§ EXCERPT PROVIDED
Players can also choose to take control of one of the six State sides and participates in Sheffield Shield, Ford Ranger One Day Cup and KFC Twenty20 Big Bash after each season players can choose new players in the transfer market and they get two randomly selected overseas player.

As with previous versions, the entire County cricket sphere is open to the player, with each of the counties as a playable team. New to the 2010 edition is the inclusion of the Australian state cricket teams, the New South Wales Blues, Victorian Bushrangers, Western Warriors, Southern Redbacks, Queensland Bulls and Tasmanian Tigers. All international Test playing nations and Zimbabwe also feature, as well as all One Day International playing teams though these are unplayable.

===International Cricket Captain 2011===

International Cricket Captain 2011 is the 14th edition of the International Cricket Captain series

ICC 2011 received mixed reviews: GameSpot concluded that "international Cricket Captain 2011 doesn't break any new ground, but a wealth of real-life statistics married to a solid management sim makes it worth the investment for any budding cricket captains."

===International Cricket Captain 2013===

International Cricket Captain 2013 is the sixteenth installment of the International Cricket Captain series. Produced by Childish Things on Microsoft Windows and Mac OS, it follows the release of International Cricket Captain 2012 the previous year.

§ DATASET CONTENT
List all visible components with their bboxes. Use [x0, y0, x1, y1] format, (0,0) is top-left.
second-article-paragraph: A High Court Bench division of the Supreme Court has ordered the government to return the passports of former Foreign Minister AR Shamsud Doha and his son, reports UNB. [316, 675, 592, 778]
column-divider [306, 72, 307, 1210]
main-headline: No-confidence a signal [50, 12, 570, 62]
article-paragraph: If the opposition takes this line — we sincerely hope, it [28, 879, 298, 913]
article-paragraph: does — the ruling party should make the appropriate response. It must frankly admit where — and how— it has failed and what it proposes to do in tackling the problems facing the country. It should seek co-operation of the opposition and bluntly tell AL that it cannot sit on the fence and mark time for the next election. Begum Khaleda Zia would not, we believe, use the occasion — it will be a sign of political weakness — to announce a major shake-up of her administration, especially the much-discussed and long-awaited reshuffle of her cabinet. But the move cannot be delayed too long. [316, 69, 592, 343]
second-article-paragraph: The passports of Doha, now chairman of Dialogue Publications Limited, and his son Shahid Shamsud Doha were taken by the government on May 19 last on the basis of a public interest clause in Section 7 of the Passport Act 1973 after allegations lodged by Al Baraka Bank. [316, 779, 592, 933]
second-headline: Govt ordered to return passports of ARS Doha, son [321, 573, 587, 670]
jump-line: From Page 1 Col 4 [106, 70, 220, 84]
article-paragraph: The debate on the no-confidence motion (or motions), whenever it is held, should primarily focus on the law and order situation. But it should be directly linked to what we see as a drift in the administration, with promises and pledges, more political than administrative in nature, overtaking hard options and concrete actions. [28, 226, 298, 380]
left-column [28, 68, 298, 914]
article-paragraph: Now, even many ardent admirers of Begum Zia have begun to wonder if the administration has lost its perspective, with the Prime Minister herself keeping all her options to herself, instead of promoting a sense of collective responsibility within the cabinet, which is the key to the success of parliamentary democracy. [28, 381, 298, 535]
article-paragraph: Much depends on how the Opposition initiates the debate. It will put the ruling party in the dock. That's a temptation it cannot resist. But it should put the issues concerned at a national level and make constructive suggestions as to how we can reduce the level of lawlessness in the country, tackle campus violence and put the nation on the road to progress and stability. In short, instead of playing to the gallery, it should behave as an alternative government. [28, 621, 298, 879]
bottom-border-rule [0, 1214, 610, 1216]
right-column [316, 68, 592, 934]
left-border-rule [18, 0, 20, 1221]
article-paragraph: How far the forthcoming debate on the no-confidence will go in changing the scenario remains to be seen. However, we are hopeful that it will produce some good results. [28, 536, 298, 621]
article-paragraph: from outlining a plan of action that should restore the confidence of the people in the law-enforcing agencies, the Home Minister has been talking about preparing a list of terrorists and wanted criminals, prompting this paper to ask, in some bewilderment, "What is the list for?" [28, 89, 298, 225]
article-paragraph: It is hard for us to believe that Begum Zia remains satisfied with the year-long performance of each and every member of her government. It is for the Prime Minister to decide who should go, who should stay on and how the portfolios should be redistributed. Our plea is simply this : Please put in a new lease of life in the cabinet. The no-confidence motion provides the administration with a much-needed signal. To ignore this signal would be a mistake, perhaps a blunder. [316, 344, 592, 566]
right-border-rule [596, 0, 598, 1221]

§ THE TASK
Quote in full the passage about the International Cricket Captain games from above, keeping every word and mark as it is.

§ SOLUTION TO THE EXERCISE
Players can also choose to take control of one of the six State sides and participates in Sheffield Shield, Ford Ranger One Day Cup and KFC Twenty20 Big Bash after each season players can choose new players in the transfer market and they get two randomly selected overseas player.

As with previous versions, the entire County cricket sphere is open to the player, with each of the counties as a playable team. New to the 2010 edition is the inclusion of the Australian state cricket teams, the New South Wales Blues, Victorian Bushrangers, Western Warriors, Southern Redbacks, Queensland Bulls and Tasmanian Tigers. All international Test playing nations and Zimbabwe also feature, as well as all One Day International playing teams though these are unplayable.

===International Cricket Captain 2011===

International Cricket Captain 2011 is the 14th edition of the International Cricket Captain series

ICC 2011 received mixed reviews: GameSpot concluded that "international Cricket Captain 2011 doesn't break any new ground, but a wealth of real-life statistics married to a solid management sim makes it worth the investment for any budding cricket captains."

===International Cricket Captain 2013===

International Cricket Captain 2013 is the sixteenth installment of the International Cricket Captain series. Produced by Childish Things on Microsoft Windows and Mac OS, it follows the release of International Cricket Captain 2012 the previous year.